> [Lines of data]:
- - - - -
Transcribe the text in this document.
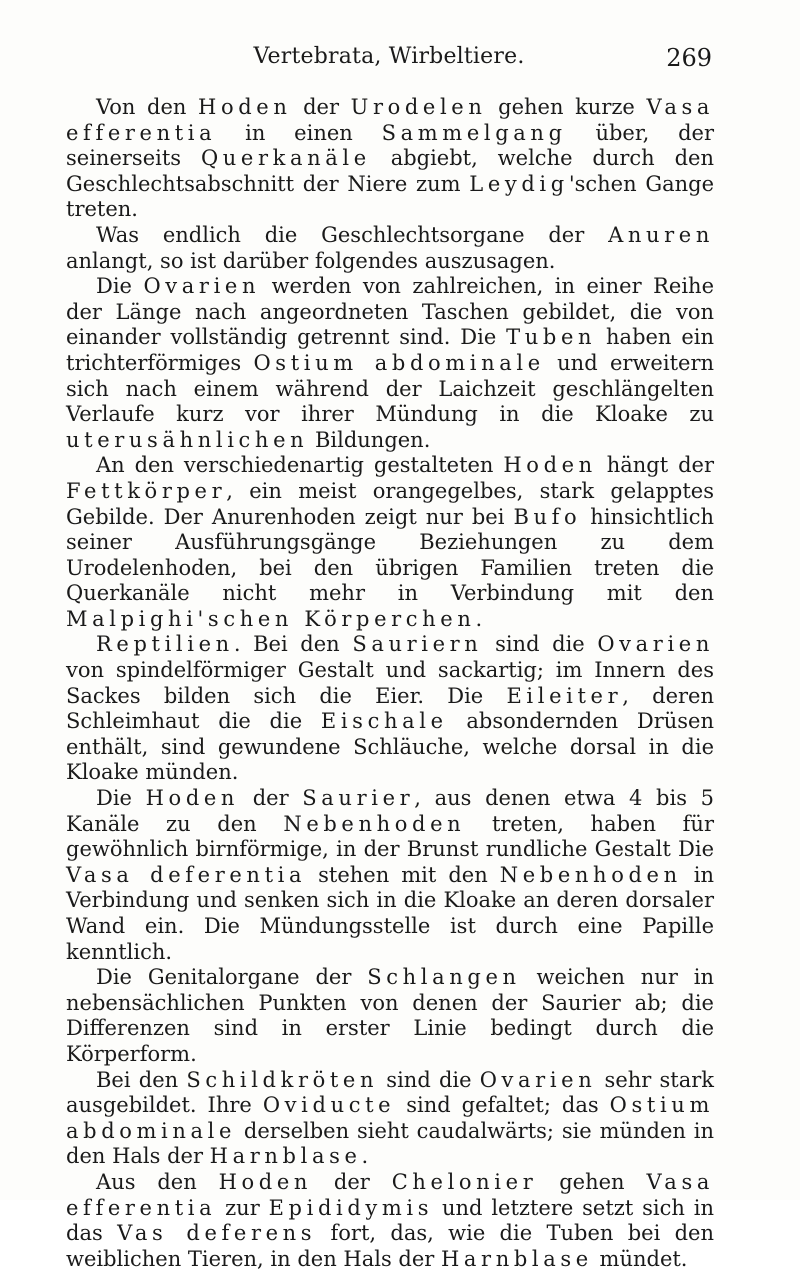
Vertebrata, Wirbeltiere.	269

Von den Hoden der Urodelen gehen kurze Vasa efferentia in einen Sammelgang über, der seinerseits Querkanäle abgiebt, welche durch den Geschlechtsabschnitt der Niere zum Leydig'schen Gange treten.

Was endlich die Geschlechtsorgane der Anuren anlangt, so ist darüber folgendes auszusagen.

Die Ovarien werden von zahlreichen, in einer Reihe der Länge nach angeordneten Taschen gebildet, die von einander vollständig getrennt sind. Die Tuben haben ein trichterförmiges Ostium abdominale und erweitern sich nach einem während der Laichzeit geschlängelten Verlaufe kurz vor ihrer Mündung in die Kloake zu uterusähnlichen Bildungen.

An den verschiedenartig gestalteten Hoden hängt der Fettkörper, ein meist orangegelbes, stark gelapptes Gebilde. Der Anurenhoden zeigt nur bei Bufo hinsichtlich seiner Ausführungsgänge Beziehungen zu dem Urodelenhoden, bei den übrigen Familien treten die Querkanäle nicht mehr in Verbindung mit den Malpighi'schen Körperchen.

Reptilien. Bei den Sauriern sind die Ovarien von spindelförmiger Gestalt und sackartig; im Innern des Sackes bilden sich die Eier. Die Eileiter, deren Schleimhaut die die Eischale absondernden Drüsen enthält, sind gewundene Schläuche, welche dorsal in die Kloake münden.

Die Hoden der Saurier, aus denen etwa 4 bis 5 Kanäle zu den Nebenhoden treten, haben für gewöhnlich birnförmige, in der Brunst rundliche Gestalt Die Vasa deferentia stehen mit den Nebenhoden in Verbindung und senken sich in die Kloake an deren dorsaler Wand ein. Die Mündungsstelle ist durch eine Papille kenntlich.

Die Genitalorgane der Schlangen weichen nur in nebensächlichen Punkten von denen der Saurier ab; die Differenzen sind in erster Linie bedingt durch die Körperform.

Bei den Schildkröten sind die Ovarien sehr stark ausgebildet. Ihre Oviducte sind gefaltet; das Ostium abdominale derselben sieht caudalwärts; sie münden in den Hals der Harnblase.

Aus den Hoden der Chelonier gehen Vasa efferentia zur Epididymis und letztere setzt sich in das Vas deferens fort, das, wie die Tuben bei den weiblichen Tieren, in den Hals der Harnblase mündet.
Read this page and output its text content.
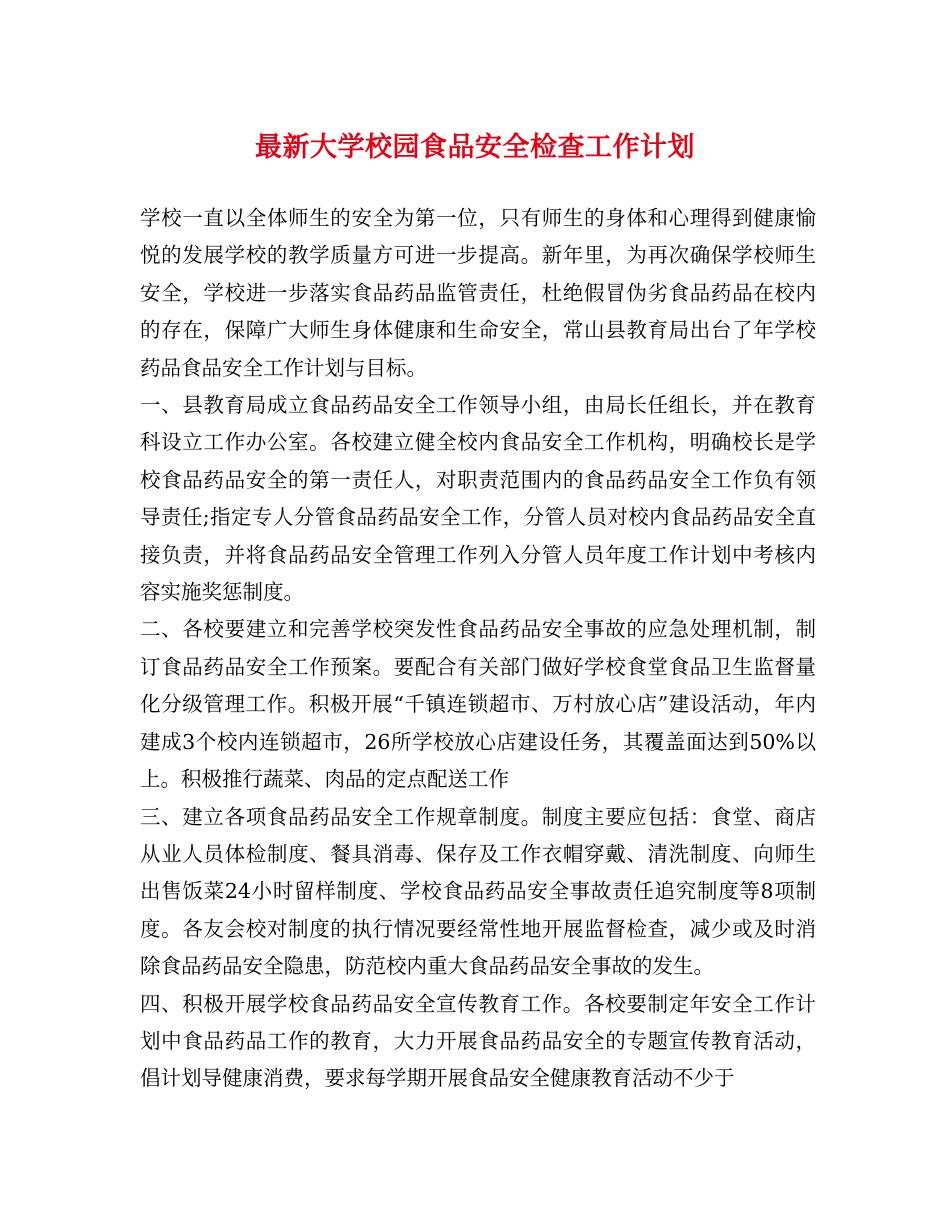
最新大学校园食品安全检查工作计划

学校一直以全体师生的安全为第一位，只有师生的身体和心理得到健康愉悦的发展学校的教学质量方可进一步提高。新年里，为再次确保学校师生安全，学校进一步落实食品药品监管责任，杜绝假冒伪劣食品药品在校内的存在，保障广大师生身体健康和生命安全，常山县教育局出台了年学校药品食品安全工作计划与目标。

一、县教育局成立食品药品安全工作领导小组，由局长任组长，并在教育科设立工作办公室。各校建立健全校内食品安全工作机构，明确校长是学校食品药品安全的第一责任人，对职责范围内的食品药品安全工作负有领导责任;指定专人分管食品药品安全工作，分管人员对校内食品药品安全直接负责，并将食品药品安全管理工作列入分管人员年度工作计划中考核内容实施奖惩制度。

二、各校要建立和完善学校突发性食品药品安全事故的应急处理机制，制订食品药品安全工作预案。要配合有关部门做好学校食堂食品卫生监督量化分级管理工作。积极开展“千镇连锁超市、万村放心店”建设活动，年内建成3个校内连锁超市，26所学校放心店建设任务，其覆盖面达到50%以上。积极推行蔬菜、肉品的定点配送工作

三、建立各项食品药品安全工作规章制度。制度主要应包括：食堂、商店从业人员体检制度、餐具消毒、保存及工作衣帽穿戴、清洗制度、向师生出售饭菜24小时留样制度、学校食品药品安全事故责任追究制度等8项制度。各友会校对制度的执行情况要经常性地开展监督检查，减少或及时消除食品药品安全隐患，防范校内重大食品药品安全事故的发生。

四、积极开展学校食品药品安全宣传教育工作。各校要制定年安全工作计划中食品药品工作的教育，大力开展食品药品安全的专题宣传教育活动，倡计划导健康消费，要求每学期开展食品安全健康教育活动不少于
- - - - -
> [Work instructions]: List every line from the entries above in which "gehen" appears.

> [Exercise solution]:
Von den Hoden der Urodelen gehen kurze Vasa efferentia in einen Sammelgang über, der seinerseits Querkanäle abgiebt, welche durch den Geschlechtsabschnitt der Niere zum Leydig'schen Gange treten.
Aus den Hoden der Chelonier gehen Vasa efferentia zur Epididymis und letztere setzt sich in das Vas deferens fort, das, wie die Tuben bei den weiblichen Tieren, in den Hals der Harnblase mündet.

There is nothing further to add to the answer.